• To be done:
Show all lines from the listing below that contain "background".

• Data to process:
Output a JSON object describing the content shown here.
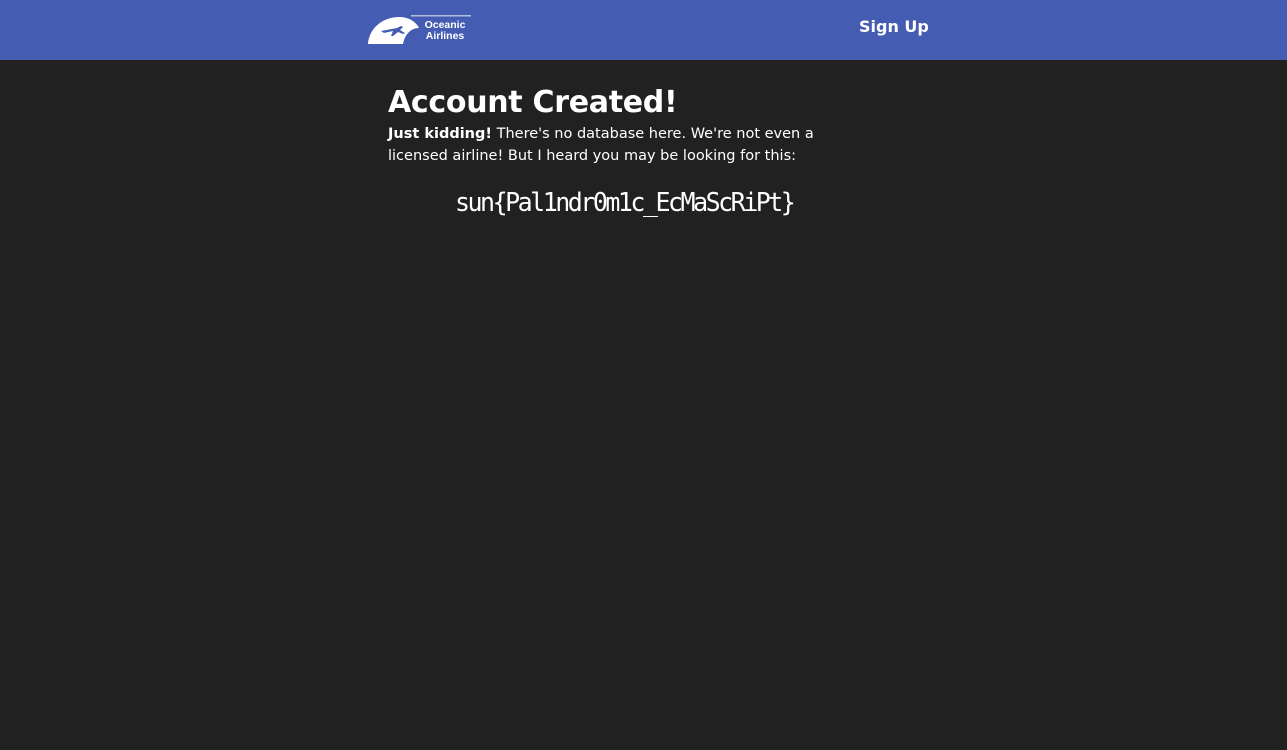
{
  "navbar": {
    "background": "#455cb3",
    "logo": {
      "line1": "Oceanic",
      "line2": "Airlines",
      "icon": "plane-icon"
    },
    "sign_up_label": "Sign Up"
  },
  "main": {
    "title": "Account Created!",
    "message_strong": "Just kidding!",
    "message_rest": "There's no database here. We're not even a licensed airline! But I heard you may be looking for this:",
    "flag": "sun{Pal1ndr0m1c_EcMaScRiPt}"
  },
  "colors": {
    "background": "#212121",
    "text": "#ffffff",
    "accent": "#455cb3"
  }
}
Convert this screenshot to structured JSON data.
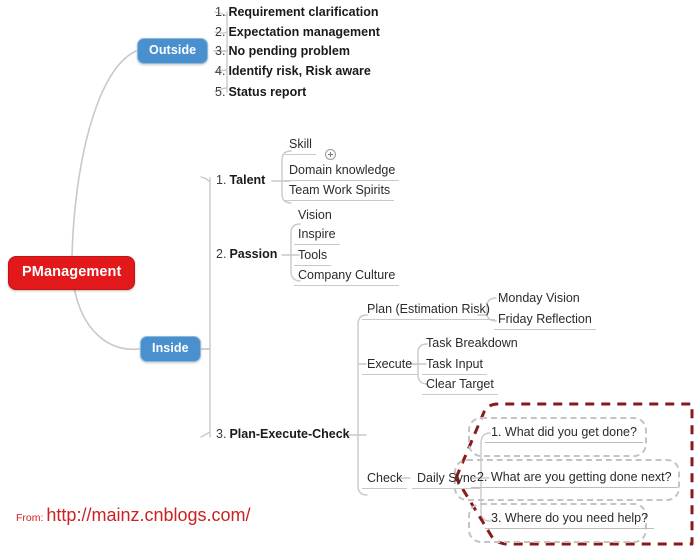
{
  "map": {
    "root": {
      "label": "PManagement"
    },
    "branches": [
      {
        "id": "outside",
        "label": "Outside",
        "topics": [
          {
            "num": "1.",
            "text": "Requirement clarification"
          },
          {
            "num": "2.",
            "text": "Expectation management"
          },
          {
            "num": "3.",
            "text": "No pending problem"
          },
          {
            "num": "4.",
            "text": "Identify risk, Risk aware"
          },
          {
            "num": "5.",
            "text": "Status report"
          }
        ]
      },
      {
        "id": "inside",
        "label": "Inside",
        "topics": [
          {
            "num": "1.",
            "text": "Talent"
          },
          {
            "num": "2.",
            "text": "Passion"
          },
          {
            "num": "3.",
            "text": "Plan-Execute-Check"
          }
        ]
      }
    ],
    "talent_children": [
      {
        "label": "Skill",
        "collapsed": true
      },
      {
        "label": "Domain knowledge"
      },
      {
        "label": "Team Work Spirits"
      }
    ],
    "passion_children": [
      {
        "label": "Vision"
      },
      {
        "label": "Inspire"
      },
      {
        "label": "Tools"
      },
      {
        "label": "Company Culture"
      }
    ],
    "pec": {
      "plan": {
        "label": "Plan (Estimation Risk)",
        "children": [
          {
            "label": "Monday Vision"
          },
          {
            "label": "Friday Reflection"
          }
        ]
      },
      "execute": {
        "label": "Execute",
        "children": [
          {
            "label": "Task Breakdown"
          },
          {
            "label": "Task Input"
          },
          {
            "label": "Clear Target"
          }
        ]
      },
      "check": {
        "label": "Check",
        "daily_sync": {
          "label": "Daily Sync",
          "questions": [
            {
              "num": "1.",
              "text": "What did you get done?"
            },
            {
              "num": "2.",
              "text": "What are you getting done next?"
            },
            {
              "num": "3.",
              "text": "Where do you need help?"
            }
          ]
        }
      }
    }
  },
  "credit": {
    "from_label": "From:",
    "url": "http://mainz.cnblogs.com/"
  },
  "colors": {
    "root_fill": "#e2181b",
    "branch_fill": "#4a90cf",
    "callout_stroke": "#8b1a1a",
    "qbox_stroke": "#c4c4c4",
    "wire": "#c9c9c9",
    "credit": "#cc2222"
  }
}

• Exercise solution:
    "background": "#455cb3",
    "background": "#212121",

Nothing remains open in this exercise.